(Raw records)

******************************

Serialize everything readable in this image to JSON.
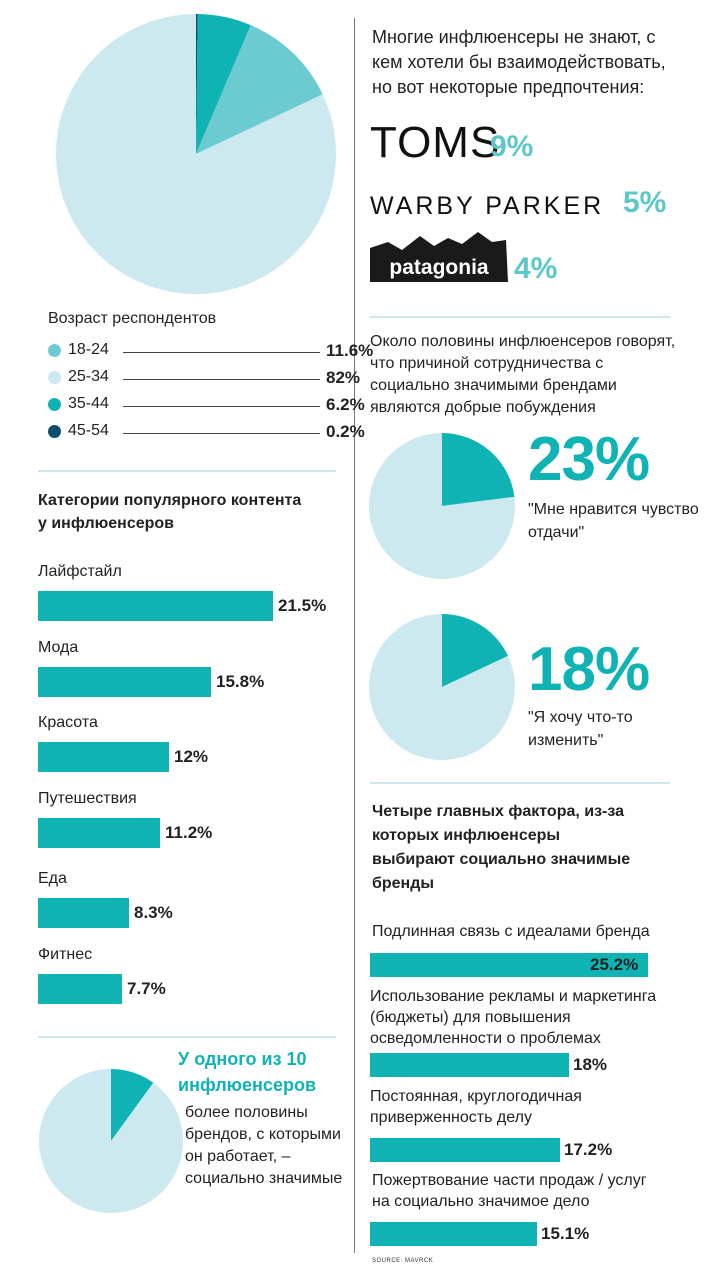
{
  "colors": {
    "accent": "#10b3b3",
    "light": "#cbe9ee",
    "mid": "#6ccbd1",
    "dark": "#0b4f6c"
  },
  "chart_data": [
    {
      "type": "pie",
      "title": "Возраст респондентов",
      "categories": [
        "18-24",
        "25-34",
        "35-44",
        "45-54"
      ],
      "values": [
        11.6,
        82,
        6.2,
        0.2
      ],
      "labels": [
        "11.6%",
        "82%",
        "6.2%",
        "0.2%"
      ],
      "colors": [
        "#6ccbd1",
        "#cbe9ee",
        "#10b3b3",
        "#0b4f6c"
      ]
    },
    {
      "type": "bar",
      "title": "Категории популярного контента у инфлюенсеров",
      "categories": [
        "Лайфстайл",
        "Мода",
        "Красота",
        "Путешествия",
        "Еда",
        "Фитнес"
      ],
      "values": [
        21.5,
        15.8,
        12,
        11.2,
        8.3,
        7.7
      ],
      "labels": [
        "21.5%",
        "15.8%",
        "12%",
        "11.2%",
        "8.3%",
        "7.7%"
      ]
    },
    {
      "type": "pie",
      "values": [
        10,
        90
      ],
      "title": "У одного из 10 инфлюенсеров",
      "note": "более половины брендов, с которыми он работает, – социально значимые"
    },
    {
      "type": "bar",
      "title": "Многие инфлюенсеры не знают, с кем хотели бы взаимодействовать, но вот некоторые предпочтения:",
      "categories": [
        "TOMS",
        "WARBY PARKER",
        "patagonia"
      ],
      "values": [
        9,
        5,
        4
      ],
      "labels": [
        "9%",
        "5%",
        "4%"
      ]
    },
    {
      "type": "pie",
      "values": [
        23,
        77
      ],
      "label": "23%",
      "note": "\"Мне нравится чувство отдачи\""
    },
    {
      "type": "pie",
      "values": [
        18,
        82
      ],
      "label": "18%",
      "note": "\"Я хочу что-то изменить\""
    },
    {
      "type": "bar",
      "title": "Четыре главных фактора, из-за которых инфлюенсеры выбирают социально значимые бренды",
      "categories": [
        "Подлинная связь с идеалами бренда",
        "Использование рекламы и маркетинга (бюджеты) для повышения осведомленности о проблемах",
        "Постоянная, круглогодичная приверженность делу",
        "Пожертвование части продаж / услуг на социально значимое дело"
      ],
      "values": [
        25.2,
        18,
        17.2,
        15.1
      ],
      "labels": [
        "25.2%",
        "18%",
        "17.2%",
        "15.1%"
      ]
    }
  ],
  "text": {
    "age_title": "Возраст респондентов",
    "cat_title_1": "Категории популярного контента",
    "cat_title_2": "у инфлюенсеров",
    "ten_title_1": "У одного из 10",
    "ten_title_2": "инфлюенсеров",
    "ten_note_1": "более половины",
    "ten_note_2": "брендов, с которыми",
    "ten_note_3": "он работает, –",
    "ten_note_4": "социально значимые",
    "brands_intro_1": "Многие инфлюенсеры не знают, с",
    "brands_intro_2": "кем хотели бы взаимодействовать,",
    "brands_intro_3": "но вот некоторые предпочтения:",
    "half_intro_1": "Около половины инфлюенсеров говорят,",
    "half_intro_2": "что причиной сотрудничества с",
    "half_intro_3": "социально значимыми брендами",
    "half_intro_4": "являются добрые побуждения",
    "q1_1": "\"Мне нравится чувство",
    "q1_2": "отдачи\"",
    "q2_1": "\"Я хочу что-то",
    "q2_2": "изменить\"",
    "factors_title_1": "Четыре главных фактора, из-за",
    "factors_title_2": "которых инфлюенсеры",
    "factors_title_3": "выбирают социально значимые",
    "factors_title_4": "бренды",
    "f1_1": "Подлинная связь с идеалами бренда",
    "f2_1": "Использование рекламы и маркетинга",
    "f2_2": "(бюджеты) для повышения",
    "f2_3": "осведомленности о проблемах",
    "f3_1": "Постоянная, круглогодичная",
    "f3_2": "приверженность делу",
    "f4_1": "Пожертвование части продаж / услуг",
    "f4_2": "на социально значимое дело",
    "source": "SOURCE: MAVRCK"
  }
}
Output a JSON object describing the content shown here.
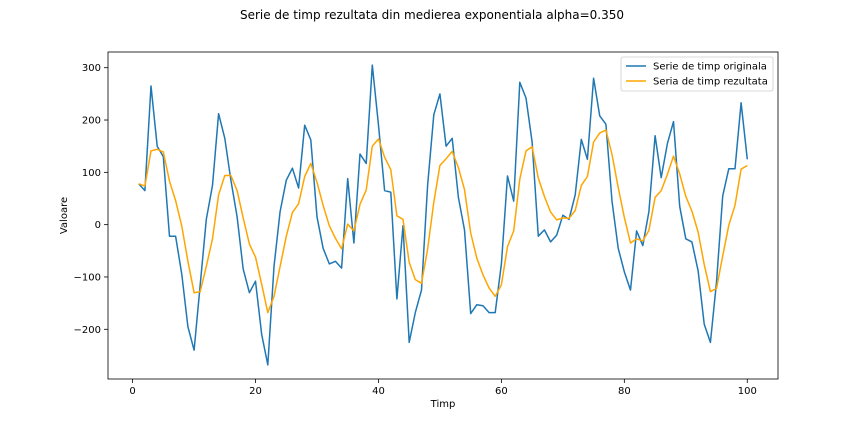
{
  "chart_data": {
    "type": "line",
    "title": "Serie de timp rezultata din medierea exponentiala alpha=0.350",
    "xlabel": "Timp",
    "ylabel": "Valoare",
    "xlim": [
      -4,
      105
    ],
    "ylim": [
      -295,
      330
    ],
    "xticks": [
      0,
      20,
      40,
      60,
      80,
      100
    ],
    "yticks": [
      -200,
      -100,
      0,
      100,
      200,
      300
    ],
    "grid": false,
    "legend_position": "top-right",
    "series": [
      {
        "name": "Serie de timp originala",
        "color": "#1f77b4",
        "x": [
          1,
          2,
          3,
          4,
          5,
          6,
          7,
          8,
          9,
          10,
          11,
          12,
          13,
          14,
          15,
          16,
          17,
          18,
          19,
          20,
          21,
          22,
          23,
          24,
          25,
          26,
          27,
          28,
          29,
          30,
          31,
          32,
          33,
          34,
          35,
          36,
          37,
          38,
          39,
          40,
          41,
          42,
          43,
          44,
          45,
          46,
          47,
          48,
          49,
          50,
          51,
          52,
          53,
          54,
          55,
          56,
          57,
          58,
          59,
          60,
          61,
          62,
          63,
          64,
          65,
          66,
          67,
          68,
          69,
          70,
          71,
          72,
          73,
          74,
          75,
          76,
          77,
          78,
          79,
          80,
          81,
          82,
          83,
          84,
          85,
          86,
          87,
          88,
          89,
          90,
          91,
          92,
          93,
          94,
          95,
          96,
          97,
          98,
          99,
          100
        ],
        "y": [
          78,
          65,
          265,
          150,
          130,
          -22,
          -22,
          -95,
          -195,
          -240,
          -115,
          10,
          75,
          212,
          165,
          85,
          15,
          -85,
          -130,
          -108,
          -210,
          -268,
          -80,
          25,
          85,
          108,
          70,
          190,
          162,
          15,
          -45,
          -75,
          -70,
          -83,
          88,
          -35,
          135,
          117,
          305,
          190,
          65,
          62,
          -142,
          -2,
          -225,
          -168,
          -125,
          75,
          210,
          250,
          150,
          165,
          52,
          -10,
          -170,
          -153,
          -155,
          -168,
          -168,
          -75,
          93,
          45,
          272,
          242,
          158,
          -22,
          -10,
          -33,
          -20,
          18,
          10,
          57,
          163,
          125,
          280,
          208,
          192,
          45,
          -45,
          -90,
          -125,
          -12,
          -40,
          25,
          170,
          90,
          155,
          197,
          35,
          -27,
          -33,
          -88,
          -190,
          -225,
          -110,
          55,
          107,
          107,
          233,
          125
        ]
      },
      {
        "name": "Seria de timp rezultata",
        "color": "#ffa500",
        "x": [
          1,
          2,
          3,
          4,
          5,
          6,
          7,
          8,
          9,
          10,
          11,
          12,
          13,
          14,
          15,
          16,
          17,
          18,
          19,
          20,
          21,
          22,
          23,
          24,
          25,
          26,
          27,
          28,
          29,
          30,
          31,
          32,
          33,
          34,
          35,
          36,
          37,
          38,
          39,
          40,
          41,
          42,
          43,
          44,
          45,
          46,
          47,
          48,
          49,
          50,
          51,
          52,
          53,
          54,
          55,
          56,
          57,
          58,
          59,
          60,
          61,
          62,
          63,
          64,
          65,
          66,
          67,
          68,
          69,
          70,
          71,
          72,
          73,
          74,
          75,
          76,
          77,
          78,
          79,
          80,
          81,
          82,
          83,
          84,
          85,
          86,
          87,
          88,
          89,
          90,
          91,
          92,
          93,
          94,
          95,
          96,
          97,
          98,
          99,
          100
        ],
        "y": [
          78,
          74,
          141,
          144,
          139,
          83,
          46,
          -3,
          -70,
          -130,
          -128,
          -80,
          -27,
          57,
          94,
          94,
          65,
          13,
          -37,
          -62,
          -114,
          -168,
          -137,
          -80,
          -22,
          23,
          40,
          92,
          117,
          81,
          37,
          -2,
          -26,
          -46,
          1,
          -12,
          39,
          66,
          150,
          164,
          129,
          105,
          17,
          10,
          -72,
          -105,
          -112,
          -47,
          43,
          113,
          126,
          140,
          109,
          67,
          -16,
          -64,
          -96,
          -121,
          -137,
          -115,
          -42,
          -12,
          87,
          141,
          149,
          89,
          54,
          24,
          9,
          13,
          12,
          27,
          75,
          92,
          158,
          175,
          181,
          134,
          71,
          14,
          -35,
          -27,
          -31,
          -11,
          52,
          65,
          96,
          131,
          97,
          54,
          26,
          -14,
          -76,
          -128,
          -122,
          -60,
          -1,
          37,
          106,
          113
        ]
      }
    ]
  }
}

******************************

[Work to do]
Consider the entries above and return each line with the string "некоторые".

[Problem solution]
      "title": "Многие инфлюенсеры не знают, с кем хотели бы взаимодействовать, но вот некоторые предпочтения:",
    "brands_intro_3": "но вот некоторые предпочтения:",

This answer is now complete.